___ Supplied text ___

This can be done physically with printouts and thumbtacks but can also be done digitally. Canva is a great website to create mood boards online. It allows you to collapse ideas into specific subheadings so your board doesn't result in brain scatter.

There is no right or wrong way to organize a mood board. As long as the result is that it grounds you in a theme you want to pursue, it does its job. Once you're satisfied with the board, it is time to reconcile it with the brief. The interaction between your mood board and the brief is your garden layout.

Create a Garden Blueprint Boundary

Now that you have the exact boundaries to work within (brief) and a treasure trove of ideas (mood board), you can start designing on paper. While the creative aspect of designing builds from the inside out, the layout process goes from the outside to the inside. In other words, instead of letting an idea define what goes on paper (as is the case with the mood board), you must let the brief pinpoint what goes on paper.

___

— Exercise requirements —
(1) In the garden design text, which website is recommended for creating mood boards online?
(2) Extend the garden design text with the passage that follows its final sentence.

___ Data to examine ___

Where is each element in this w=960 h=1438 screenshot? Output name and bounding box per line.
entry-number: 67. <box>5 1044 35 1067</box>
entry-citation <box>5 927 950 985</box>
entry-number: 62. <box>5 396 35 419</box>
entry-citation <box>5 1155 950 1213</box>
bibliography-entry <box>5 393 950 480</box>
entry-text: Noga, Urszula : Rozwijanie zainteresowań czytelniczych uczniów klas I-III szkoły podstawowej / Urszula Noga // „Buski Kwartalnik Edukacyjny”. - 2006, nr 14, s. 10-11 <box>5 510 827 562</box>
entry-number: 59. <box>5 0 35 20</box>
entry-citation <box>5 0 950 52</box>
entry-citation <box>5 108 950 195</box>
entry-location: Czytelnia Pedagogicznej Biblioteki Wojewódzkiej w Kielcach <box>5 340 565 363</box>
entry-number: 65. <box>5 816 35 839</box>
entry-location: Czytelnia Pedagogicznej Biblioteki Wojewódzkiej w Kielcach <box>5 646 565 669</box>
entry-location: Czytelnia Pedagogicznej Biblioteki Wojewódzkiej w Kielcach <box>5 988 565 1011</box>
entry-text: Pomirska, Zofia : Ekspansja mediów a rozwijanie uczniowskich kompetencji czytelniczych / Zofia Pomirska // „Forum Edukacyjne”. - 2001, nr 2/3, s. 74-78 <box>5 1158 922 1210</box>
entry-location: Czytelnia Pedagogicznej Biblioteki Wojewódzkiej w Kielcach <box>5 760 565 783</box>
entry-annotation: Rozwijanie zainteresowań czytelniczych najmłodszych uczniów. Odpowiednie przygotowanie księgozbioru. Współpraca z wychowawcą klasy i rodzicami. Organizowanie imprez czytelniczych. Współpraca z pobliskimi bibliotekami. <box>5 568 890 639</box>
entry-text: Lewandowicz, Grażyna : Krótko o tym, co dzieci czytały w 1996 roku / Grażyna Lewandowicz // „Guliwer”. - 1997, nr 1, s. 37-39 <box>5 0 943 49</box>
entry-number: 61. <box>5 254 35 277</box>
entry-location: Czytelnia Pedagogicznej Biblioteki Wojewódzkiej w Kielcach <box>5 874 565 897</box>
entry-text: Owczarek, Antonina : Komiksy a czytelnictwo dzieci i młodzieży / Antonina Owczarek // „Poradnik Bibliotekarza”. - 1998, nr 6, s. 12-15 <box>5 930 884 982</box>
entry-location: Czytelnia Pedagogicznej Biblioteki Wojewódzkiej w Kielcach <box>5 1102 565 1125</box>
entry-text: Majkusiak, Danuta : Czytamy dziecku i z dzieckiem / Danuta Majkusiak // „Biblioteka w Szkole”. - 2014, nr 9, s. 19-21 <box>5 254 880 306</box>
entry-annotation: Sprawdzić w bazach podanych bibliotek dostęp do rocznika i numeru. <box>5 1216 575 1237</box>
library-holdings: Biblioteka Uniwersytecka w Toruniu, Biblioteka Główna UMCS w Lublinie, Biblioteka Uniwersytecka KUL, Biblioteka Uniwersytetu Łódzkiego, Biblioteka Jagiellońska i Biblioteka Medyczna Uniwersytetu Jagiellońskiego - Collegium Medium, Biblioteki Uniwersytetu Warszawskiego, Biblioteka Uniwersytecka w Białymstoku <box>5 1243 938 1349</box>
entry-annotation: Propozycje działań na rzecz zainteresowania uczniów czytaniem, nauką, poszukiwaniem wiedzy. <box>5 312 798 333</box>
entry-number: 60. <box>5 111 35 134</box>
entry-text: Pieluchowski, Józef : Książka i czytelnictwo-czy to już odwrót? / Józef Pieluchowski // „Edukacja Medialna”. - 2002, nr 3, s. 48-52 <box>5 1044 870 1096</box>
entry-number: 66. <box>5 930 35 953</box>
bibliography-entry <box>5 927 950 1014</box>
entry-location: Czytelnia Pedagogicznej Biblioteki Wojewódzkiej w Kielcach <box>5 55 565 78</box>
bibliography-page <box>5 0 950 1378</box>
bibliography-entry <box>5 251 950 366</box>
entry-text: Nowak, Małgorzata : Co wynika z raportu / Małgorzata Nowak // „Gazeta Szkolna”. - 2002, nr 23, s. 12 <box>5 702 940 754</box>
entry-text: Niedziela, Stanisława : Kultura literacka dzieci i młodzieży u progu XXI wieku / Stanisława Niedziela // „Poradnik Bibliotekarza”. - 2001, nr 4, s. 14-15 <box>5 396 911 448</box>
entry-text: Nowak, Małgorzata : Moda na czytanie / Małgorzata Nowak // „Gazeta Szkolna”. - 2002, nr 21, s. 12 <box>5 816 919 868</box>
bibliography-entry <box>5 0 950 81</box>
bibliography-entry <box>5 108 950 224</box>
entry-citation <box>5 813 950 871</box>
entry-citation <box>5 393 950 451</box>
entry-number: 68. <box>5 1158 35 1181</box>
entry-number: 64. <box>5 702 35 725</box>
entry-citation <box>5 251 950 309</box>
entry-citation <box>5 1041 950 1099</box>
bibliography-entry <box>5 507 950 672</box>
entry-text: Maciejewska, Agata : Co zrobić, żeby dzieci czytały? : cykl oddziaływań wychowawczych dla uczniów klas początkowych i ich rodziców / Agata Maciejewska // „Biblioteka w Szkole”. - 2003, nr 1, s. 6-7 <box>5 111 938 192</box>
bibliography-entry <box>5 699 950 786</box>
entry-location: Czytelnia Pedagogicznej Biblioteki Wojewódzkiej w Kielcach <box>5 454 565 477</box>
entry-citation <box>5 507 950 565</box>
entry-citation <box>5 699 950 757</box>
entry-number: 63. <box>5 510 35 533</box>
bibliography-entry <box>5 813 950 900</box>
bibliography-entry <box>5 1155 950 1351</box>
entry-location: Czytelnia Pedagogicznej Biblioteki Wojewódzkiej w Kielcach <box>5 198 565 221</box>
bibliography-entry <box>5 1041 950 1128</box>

___

— Results —
(1) Canva.

(2)
The outer-most aspect of a garden blueprint is the boundary of the garden. So, you start by drawing a to-scale boundary in the exact shape of the garden. It helps to put a key on the layout, so you don't miscalculate anything. Here are a few ways to include a key:

  • 1":12ft - This shows that each inch on paper translates to 12 feet.
  • 1 in: 8 ft - This indicates that each inch on the layout translates to 8 feet on paper.
  • Inch x 9 = feet - This shows that each inch needs to be multiplied by 9 to get the exact feet measurement (i.e., each inch translates to 9 feet).
  • Key | Inches to feet | 1:12 - This key is quite literal in describing that to get feet measurement from the inches in the drawing, one must consider each inch as the equivalent of 12 inches.

Create Plant Space Boundaries

The next step is to pick out the space for different types of plants. Where do the succulents go? Is there a rosebed? Are there trees in the garden? Specifying where groups of plants and specific bushes and vines go is the point of plant space boundaries. Remember to consider the horizontal and vertical appeal of different plants, their arrangements, and how they interact with each other and the space around them.

You must be geometric in translating your ideas to paper. If there's going to be a long row of agave plants, draw a rectangle to identify it. If a rose bush will be trimmed into a circle, draw a circle on the paper in the exact position relative to the other boundaries.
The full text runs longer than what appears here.